Raw records ::
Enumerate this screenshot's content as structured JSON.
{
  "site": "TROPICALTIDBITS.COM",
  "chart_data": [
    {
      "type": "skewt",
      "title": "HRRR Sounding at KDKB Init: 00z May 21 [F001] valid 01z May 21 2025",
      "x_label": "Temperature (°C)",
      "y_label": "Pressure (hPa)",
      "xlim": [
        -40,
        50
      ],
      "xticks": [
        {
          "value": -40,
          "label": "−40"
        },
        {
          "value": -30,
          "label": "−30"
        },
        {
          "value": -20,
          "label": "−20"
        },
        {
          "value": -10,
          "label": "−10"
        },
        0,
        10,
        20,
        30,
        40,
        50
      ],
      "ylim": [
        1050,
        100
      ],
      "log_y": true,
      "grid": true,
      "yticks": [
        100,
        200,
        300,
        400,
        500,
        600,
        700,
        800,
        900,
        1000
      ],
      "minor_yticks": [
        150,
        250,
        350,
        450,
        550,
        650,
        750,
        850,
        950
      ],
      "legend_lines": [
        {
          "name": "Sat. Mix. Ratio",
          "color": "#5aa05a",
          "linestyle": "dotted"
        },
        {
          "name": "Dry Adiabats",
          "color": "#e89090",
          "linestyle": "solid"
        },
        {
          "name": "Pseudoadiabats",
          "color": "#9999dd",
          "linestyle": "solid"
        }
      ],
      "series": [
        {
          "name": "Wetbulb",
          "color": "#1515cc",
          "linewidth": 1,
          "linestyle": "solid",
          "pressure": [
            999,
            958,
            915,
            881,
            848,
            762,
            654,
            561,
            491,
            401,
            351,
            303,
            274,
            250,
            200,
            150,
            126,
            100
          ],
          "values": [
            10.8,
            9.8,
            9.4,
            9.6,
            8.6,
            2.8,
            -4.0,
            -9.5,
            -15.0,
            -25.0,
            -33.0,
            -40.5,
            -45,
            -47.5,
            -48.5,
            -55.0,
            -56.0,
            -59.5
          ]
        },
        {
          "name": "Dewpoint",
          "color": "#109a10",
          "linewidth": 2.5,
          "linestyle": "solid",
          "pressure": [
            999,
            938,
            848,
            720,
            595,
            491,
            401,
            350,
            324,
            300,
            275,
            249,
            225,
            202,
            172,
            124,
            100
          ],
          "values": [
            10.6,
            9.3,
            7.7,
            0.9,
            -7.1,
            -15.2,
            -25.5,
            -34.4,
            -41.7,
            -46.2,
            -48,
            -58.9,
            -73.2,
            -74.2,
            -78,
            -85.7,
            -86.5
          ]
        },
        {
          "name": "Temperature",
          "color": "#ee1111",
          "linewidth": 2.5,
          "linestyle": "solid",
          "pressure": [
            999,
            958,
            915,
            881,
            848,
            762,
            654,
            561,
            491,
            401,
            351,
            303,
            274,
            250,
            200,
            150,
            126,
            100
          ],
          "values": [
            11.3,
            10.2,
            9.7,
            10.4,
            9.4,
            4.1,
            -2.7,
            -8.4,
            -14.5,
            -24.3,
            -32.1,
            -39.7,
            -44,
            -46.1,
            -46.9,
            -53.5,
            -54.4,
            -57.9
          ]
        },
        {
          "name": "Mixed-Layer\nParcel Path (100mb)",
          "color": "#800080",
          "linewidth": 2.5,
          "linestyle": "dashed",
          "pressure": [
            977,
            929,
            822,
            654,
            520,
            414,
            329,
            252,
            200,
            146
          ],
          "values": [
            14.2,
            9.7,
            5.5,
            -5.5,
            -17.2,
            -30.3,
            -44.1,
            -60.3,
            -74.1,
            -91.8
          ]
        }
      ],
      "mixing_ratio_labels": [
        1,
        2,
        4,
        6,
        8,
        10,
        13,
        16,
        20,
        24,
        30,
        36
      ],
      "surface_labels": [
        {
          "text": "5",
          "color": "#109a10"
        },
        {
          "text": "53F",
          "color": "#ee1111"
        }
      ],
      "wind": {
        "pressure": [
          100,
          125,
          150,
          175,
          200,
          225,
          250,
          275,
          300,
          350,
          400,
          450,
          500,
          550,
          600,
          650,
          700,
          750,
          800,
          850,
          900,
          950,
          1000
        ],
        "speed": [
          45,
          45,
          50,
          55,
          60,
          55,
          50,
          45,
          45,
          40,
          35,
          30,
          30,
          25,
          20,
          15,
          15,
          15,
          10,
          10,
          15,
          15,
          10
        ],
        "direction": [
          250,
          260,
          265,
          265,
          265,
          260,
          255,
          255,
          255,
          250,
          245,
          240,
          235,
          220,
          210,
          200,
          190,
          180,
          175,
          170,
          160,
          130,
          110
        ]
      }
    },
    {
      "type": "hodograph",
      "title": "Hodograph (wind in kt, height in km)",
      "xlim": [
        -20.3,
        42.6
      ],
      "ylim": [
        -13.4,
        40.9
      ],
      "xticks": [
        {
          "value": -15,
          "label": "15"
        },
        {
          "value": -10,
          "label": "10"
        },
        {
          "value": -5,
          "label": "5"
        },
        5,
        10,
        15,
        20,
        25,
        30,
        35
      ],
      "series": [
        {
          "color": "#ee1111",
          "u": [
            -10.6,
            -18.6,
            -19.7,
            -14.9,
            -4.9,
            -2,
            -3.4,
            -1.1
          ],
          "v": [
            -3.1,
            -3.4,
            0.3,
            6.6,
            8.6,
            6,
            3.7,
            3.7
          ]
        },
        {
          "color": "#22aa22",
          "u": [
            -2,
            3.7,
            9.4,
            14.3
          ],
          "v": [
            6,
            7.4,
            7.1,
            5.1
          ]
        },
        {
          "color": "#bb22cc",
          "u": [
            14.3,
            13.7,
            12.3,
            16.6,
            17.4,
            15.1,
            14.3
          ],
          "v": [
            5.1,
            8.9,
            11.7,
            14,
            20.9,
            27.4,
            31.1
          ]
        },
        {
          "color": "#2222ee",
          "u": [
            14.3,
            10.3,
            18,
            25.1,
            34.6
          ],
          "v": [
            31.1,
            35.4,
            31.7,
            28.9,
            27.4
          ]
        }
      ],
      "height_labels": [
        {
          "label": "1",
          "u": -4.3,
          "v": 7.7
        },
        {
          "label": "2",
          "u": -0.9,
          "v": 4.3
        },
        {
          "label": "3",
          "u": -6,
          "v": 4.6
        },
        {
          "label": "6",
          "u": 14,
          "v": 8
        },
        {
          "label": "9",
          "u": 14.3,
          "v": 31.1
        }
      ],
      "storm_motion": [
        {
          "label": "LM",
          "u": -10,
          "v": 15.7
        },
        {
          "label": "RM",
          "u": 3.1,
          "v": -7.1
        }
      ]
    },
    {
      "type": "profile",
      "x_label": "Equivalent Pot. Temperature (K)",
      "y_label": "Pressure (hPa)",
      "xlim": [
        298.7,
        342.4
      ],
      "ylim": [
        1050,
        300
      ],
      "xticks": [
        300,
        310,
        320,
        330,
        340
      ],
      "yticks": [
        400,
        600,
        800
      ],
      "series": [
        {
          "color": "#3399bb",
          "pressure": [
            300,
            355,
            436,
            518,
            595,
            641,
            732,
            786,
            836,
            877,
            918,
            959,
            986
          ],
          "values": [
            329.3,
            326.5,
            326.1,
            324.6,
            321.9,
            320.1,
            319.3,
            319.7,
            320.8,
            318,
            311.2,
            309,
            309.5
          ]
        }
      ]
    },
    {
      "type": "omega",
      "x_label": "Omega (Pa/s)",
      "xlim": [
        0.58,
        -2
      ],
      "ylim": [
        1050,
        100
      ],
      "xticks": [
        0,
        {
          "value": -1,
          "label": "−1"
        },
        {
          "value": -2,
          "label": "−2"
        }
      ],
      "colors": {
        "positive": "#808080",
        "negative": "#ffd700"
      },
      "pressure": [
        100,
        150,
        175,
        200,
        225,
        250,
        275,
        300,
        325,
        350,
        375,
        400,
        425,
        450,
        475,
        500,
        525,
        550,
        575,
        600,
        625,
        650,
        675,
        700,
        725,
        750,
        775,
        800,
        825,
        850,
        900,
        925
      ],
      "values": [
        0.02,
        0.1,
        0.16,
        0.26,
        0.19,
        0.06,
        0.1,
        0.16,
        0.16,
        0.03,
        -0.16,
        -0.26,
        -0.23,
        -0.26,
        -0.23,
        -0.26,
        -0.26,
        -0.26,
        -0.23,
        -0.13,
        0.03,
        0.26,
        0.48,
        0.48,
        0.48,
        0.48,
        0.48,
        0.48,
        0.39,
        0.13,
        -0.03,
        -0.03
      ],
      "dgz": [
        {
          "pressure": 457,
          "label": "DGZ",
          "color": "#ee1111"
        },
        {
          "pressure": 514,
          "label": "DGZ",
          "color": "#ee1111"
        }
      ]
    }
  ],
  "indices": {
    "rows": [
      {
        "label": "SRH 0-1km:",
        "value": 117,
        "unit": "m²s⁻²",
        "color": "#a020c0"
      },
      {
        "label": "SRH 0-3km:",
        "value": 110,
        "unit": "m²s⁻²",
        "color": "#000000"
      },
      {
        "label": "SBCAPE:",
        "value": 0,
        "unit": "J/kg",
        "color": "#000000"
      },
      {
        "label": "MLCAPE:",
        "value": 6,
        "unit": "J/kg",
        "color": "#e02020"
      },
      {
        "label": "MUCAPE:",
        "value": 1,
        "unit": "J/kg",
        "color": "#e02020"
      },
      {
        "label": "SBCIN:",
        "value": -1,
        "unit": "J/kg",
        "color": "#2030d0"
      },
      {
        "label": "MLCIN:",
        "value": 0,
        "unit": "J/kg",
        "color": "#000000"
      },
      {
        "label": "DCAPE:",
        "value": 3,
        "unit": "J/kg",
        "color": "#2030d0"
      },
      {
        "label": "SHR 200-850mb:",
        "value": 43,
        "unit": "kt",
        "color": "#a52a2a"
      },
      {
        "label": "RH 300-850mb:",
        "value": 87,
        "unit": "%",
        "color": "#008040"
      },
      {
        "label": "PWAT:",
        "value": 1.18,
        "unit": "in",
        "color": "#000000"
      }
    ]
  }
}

Instructions for the task ::
Filter the entries above down to the lines containing the word "wind".

Written answer ::
      "wind": {
      "title": "Hodograph (wind in kt, height in km)",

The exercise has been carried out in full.